**DIRECTION**
Could you copy every line from the material below in which "name" appears?

------------------------------------------------

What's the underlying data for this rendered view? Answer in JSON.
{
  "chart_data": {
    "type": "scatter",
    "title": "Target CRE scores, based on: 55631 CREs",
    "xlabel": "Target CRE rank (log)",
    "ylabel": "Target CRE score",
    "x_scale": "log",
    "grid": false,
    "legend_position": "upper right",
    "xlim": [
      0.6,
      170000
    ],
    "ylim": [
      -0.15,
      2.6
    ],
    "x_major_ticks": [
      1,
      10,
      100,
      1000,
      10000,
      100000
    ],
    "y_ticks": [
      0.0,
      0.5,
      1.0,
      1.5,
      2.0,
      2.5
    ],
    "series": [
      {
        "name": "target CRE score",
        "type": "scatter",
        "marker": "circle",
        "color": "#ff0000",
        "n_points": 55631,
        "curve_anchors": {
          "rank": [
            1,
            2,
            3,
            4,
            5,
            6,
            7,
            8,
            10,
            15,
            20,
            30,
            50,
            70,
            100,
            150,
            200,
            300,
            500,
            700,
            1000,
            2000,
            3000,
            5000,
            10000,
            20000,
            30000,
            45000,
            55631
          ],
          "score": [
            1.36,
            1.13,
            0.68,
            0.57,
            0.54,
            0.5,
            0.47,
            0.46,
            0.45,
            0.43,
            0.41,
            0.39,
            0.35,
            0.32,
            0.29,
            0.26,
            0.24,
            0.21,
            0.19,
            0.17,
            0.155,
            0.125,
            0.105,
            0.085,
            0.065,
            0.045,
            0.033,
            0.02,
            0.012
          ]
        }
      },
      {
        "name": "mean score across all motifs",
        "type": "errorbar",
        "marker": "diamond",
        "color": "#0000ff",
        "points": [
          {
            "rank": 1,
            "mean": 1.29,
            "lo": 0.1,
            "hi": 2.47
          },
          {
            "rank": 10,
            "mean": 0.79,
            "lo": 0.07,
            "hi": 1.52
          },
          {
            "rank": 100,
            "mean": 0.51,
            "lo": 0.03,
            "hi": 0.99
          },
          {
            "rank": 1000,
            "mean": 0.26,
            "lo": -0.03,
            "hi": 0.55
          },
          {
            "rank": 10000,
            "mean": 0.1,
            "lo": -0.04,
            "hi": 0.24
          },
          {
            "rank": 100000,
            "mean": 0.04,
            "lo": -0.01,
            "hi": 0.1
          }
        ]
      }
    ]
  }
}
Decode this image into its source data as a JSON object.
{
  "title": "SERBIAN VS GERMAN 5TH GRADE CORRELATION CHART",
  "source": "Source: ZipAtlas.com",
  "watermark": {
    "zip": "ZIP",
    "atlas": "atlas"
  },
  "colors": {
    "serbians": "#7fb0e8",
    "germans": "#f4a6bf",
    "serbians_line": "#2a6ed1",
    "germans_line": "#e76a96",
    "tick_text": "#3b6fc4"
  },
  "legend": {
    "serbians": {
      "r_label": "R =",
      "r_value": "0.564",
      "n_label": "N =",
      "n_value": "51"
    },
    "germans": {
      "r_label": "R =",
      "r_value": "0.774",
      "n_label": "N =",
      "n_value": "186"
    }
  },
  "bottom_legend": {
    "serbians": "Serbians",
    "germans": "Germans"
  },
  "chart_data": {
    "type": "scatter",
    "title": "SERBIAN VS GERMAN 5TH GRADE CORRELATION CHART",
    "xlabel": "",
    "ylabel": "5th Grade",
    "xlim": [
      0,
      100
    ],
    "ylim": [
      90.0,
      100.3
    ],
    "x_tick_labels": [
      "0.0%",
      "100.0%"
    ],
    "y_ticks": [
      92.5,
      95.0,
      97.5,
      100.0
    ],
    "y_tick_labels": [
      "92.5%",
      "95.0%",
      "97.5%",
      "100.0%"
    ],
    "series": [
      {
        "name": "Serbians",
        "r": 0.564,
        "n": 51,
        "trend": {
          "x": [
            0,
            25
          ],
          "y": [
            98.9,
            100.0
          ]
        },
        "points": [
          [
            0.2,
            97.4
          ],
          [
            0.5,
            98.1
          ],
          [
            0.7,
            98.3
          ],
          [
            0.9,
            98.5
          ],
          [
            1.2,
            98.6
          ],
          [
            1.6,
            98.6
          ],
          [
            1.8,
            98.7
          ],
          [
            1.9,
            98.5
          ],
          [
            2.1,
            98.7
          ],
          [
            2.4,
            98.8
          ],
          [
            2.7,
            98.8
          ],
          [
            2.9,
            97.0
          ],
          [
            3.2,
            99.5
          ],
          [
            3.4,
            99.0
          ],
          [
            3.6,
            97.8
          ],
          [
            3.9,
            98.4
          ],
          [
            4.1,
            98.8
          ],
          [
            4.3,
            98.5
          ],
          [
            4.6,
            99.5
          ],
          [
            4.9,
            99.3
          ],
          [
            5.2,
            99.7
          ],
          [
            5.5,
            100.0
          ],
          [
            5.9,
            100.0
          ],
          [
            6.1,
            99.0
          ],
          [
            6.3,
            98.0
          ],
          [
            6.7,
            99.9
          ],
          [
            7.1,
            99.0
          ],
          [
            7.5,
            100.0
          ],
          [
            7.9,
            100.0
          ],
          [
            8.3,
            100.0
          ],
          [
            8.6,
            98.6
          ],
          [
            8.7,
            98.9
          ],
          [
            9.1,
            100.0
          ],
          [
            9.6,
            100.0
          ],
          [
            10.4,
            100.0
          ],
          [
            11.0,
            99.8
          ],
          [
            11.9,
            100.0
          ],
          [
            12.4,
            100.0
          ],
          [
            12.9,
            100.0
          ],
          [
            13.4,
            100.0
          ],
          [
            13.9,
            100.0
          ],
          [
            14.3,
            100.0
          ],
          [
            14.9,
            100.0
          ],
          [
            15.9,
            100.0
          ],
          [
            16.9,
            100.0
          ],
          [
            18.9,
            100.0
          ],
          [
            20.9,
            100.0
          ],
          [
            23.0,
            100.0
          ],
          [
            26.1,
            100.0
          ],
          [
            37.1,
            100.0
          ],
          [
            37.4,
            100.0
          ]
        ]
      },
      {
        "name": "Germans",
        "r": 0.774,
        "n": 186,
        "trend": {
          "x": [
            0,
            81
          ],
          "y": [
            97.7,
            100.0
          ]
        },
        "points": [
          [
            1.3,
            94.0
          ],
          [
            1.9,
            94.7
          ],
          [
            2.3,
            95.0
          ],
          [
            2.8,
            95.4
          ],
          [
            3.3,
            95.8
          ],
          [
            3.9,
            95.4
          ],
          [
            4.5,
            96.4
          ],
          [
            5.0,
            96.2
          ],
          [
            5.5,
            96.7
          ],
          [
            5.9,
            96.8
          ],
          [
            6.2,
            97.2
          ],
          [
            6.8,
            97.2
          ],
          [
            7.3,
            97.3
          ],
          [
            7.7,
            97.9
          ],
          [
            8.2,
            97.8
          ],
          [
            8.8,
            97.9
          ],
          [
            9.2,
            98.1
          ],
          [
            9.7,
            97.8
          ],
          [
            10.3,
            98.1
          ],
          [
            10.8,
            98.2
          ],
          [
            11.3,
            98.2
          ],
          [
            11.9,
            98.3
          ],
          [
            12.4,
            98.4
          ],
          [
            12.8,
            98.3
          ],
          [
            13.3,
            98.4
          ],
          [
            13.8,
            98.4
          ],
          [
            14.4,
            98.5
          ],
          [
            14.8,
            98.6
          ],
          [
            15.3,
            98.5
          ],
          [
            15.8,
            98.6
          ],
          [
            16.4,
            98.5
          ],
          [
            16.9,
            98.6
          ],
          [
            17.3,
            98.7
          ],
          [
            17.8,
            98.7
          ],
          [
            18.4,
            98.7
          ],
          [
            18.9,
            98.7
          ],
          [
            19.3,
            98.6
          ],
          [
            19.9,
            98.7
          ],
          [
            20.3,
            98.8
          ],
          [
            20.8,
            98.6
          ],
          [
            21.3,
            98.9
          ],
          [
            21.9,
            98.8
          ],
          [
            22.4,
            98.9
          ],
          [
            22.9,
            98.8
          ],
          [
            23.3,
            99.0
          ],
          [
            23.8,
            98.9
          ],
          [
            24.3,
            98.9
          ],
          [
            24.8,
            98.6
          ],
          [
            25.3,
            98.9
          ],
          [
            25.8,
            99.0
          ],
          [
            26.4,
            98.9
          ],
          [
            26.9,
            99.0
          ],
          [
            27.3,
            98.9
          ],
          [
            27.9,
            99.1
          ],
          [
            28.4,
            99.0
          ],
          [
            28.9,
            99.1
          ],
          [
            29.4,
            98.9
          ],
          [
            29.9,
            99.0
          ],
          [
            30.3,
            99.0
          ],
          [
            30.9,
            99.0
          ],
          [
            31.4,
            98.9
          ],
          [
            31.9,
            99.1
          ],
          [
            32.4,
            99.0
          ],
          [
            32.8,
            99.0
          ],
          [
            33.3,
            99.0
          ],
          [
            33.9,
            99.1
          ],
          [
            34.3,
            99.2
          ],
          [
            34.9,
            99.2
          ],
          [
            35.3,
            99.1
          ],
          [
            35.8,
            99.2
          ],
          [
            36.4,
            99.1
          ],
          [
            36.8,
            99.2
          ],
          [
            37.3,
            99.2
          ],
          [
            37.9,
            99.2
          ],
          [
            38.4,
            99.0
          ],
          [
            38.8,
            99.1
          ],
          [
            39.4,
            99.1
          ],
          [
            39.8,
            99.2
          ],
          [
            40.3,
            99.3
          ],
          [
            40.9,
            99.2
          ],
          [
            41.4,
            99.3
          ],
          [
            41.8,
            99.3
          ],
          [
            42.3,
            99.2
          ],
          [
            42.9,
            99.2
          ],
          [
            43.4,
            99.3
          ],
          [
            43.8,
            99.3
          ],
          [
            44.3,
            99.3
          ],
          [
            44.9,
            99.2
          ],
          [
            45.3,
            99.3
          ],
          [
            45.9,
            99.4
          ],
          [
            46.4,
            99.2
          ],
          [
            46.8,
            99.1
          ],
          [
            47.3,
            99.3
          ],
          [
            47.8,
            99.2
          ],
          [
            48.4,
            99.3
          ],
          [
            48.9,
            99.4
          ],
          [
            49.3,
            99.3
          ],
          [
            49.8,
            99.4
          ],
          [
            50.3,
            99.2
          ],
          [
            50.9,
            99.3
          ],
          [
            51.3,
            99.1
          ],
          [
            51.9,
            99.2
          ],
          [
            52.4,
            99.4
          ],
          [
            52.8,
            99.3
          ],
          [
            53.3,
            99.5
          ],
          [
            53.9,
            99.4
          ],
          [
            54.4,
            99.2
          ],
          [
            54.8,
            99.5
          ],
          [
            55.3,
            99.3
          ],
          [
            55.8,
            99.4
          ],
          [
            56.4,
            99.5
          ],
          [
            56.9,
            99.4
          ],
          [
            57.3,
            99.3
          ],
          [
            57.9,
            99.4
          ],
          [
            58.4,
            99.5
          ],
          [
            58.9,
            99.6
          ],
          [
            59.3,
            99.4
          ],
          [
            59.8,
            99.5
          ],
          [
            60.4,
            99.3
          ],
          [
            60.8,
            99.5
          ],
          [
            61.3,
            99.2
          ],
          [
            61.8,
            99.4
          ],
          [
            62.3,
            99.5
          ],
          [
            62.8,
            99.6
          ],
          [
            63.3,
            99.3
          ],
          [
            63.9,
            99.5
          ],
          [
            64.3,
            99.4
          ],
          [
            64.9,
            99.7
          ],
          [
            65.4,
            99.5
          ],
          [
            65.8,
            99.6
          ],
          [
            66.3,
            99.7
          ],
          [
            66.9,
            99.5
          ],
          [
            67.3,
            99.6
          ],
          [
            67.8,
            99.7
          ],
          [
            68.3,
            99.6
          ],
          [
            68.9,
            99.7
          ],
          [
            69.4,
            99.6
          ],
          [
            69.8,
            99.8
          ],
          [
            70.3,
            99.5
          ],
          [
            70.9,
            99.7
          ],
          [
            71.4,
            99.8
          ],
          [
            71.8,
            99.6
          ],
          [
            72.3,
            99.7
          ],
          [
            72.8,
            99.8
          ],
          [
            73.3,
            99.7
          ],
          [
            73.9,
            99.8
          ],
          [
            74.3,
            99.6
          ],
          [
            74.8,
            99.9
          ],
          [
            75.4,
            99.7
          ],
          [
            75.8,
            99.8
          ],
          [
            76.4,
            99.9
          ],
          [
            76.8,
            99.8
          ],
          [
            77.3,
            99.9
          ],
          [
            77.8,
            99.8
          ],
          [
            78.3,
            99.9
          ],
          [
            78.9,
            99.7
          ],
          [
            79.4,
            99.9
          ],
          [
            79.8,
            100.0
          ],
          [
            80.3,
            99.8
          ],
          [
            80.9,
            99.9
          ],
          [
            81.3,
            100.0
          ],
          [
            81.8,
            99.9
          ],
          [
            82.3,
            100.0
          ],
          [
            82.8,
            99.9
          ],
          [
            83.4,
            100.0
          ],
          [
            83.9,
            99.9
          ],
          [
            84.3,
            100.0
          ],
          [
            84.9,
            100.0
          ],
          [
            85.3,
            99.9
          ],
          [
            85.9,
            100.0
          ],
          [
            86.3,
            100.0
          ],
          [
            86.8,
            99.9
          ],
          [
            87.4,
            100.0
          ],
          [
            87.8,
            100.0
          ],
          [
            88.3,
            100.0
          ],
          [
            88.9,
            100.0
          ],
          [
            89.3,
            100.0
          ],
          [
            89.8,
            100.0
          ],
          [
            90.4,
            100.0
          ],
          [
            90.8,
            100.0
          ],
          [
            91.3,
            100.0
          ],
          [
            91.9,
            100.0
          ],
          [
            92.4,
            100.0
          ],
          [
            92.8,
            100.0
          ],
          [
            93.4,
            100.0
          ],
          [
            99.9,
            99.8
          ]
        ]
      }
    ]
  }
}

------------------------------------------------

**CORRECT RESULT**
        "name": "target CRE score",
        "name": "mean score across all motifs",
        "name": "Serbians",
        "name": "Germans",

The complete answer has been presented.